> [WHAT IS REQUIRED]:
Reproduce all of the data exactly.

> [Dataset excerpt]:
** START **
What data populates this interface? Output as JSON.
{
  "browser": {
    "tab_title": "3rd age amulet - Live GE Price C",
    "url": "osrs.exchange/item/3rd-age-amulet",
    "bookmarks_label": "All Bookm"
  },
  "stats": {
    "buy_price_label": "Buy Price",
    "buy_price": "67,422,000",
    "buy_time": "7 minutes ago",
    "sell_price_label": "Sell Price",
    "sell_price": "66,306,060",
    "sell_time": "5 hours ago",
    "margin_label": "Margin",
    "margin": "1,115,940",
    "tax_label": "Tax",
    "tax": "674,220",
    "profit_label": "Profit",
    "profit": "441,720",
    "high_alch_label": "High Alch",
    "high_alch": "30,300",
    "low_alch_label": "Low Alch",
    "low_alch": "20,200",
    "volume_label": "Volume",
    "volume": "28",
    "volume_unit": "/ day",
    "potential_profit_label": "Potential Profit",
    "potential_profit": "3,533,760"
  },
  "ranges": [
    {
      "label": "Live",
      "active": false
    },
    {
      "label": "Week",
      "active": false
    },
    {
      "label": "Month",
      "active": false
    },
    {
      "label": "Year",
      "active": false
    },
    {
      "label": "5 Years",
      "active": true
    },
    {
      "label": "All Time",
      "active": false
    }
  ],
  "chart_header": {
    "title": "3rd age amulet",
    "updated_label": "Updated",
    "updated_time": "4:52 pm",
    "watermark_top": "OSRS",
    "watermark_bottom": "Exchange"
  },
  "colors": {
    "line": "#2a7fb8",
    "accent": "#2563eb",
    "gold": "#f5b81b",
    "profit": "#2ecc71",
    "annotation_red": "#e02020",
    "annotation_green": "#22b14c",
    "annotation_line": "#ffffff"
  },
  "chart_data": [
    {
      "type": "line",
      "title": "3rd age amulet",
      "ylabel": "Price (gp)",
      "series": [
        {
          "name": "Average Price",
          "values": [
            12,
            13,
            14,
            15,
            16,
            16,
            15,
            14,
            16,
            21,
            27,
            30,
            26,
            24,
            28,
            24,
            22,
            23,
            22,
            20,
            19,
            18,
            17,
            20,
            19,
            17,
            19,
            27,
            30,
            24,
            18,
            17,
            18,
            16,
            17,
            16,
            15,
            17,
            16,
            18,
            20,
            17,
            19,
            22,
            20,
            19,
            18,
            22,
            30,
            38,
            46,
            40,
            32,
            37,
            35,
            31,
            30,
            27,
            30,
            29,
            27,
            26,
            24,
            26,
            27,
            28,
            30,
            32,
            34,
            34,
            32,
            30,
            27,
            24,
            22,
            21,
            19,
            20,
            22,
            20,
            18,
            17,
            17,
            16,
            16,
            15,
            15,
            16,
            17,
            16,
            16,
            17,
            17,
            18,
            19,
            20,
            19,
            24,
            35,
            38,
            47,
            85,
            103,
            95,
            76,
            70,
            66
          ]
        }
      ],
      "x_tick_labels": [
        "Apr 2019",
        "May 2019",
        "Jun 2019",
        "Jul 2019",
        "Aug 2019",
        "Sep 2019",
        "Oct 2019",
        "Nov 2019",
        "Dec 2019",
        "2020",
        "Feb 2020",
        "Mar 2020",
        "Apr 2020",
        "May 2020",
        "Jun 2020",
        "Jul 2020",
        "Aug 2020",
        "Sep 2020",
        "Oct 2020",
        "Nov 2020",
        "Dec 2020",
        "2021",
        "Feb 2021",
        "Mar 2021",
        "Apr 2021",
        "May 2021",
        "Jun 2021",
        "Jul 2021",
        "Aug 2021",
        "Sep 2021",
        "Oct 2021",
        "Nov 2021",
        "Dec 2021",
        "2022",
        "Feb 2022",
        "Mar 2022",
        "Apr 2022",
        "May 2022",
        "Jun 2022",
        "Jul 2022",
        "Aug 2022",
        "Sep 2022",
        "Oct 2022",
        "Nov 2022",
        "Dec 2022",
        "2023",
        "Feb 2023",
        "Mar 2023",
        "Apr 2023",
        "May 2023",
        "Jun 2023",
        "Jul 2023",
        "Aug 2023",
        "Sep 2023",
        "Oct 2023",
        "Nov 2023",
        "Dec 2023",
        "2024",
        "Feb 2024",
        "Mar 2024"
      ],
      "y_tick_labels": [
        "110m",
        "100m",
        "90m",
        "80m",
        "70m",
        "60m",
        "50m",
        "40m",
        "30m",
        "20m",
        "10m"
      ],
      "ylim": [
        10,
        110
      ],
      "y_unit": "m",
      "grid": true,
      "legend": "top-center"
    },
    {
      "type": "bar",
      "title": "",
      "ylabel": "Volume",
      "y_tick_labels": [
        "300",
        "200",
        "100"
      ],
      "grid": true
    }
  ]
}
** END **
> [OUTPUT BELOW]:
What data populates this interface? Output as JSON.
{
  "browser": {
    "tab_title": "3rd age amulet - Live GE Price C",
    "url": "osrs.exchange/item/3rd-age-amulet",
    "bookmarks_label": "All Bookm"
  },
  "stats": {
    "buy_price_label": "Buy Price",
    "buy_price": "67,422,000",
    "buy_time": "7 minutes ago",
    "sell_price_label": "Sell Price",
    "sell_price": "66,306,060",
    "sell_time": "5 hours ago",
    "margin_label": "Margin",
    "margin": "1,115,940",
    "tax_label": "Tax",
    "tax": "674,220",
    "profit_label": "Profit",
    "profit": "441,720",
    "high_alch_label": "High Alch",
    "high_alch": "30,300",
    "low_alch_label": "Low Alch",
    "low_alch": "20,200",
    "volume_label": "Volume",
    "volume": "28",
    "volume_unit": "/ day",
    "potential_profit_label": "Potential Profit",
    "potential_profit": "3,533,760"
  },
  "ranges": [
    {
      "label": "Live",
      "active": false
    },
    {
      "label": "Week",
      "active": false
    },
    {
      "label": "Month",
      "active": false
    },
    {
      "label": "Year",
      "active": false
    },
    {
      "label": "5 Years",
      "active": true
    },
    {
      "label": "All Time",
      "active": false
    }
  ],
  "chart_header": {
    "title": "3rd age amulet",
    "updated_label": "Updated",
    "updated_time": "4:52 pm",
    "watermark_top": "OSRS",
    "watermark_bottom": "Exchange"
  },
  "colors": {
    "line": "#2a7fb8",
    "accent": "#2563eb",
    "gold": "#f5b81b",
    "profit": "#2ecc71",
    "annotation_red": "#e02020",
    "annotation_green": "#22b14c",
    "annotation_line": "#ffffff"
  },
  "chart_data": [
    {
      "type": "line",
      "title": "3rd age amulet",
      "ylabel": "Price (gp)",
      "series": [
        {
          "name": "Average Price",
          "values": [
            12,
            13,
            14,
            15,
            16,
            16,
            15,
            14,
            16,
            21,
            27,
            30,
            26,
            24,
            28,
            24,
            22,
            23,
            22,
            20,
            19,
            18,
            17,
            20,
            19,
            17,
            19,
            27,
            30,
            24,
            18,
            17,
            18,
            16,
            17,
            16,
            15,
            17,
            16,
            18,
            20,
            17,
            19,
            22,
            20,
            19,
            18,
            22,
            30,
            38,
            46,
            40,
            32,
            37,
            35,
            31,
            30,
            27,
            30,
            29,
            27,
            26,
            24,
            26,
            27,
            28,
            30,
            32,
            34,
            34,
            32,
            30,
            27,
            24,
            22,
            21,
            19,
            20,
            22,
            20,
            18,
            17,
            17,
            16,
            16,
            15,
            15,
            16,
            17,
            16,
            16,
            17,
            17,
            18,
            19,
            20,
            19,
            24,
            35,
            38,
            47,
            85,
            103,
            95,
            76,
            70,
            66
          ]
        }
      ],
      "x_tick_labels": [
        "Apr 2019",
        "May 2019",
        "Jun 2019",
        "Jul 2019",
        "Aug 2019",
        "Sep 2019",
        "Oct 2019",
        "Nov 2019",
        "Dec 2019",
        "2020",
        "Feb 2020",
        "Mar 2020",
        "Apr 2020",
        "May 2020",
        "Jun 2020",
        "Jul 2020",
        "Aug 2020",
        "Sep 2020",
        "Oct 2020",
        "Nov 2020",
        "Dec 2020",
        "2021",
        "Feb 2021",
        "Mar 2021",
        "Apr 2021",
        "May 2021",
        "Jun 2021",
        "Jul 2021",
        "Aug 2021",
        "Sep 2021",
        "Oct 2021",
        "Nov 2021",
        "Dec 2021",
        "2022",
        "Feb 2022",
        "Mar 2022",
        "Apr 2022",
        "May 2022",
        "Jun 2022",
        "Jul 2022",
        "Aug 2022",
        "Sep 2022",
        "Oct 2022",
        "Nov 2022",
        "Dec 2022",
        "2023",
        "Feb 2023",
        "Mar 2023",
        "Apr 2023",
        "May 2023",
        "Jun 2023",
        "Jul 2023",
        "Aug 2023",
        "Sep 2023",
        "Oct 2023",
        "Nov 2023",
        "Dec 2023",
        "2024",
        "Feb 2024",
        "Mar 2024"
      ],
      "y_tick_labels": [
        "110m",
        "100m",
        "90m",
        "80m",
        "70m",
        "60m",
        "50m",
        "40m",
        "30m",
        "20m",
        "10m"
      ],
      "ylim": [
        10,
        110
      ],
      "y_unit": "m",
      "grid": true,
      "legend": "top-center"
    },
    {
      "type": "bar",
      "title": "",
      "ylabel": "Volume",
      "y_tick_labels": [
        "300",
        "200",
        "100"
      ],
      "grid": true
    }
  ]
}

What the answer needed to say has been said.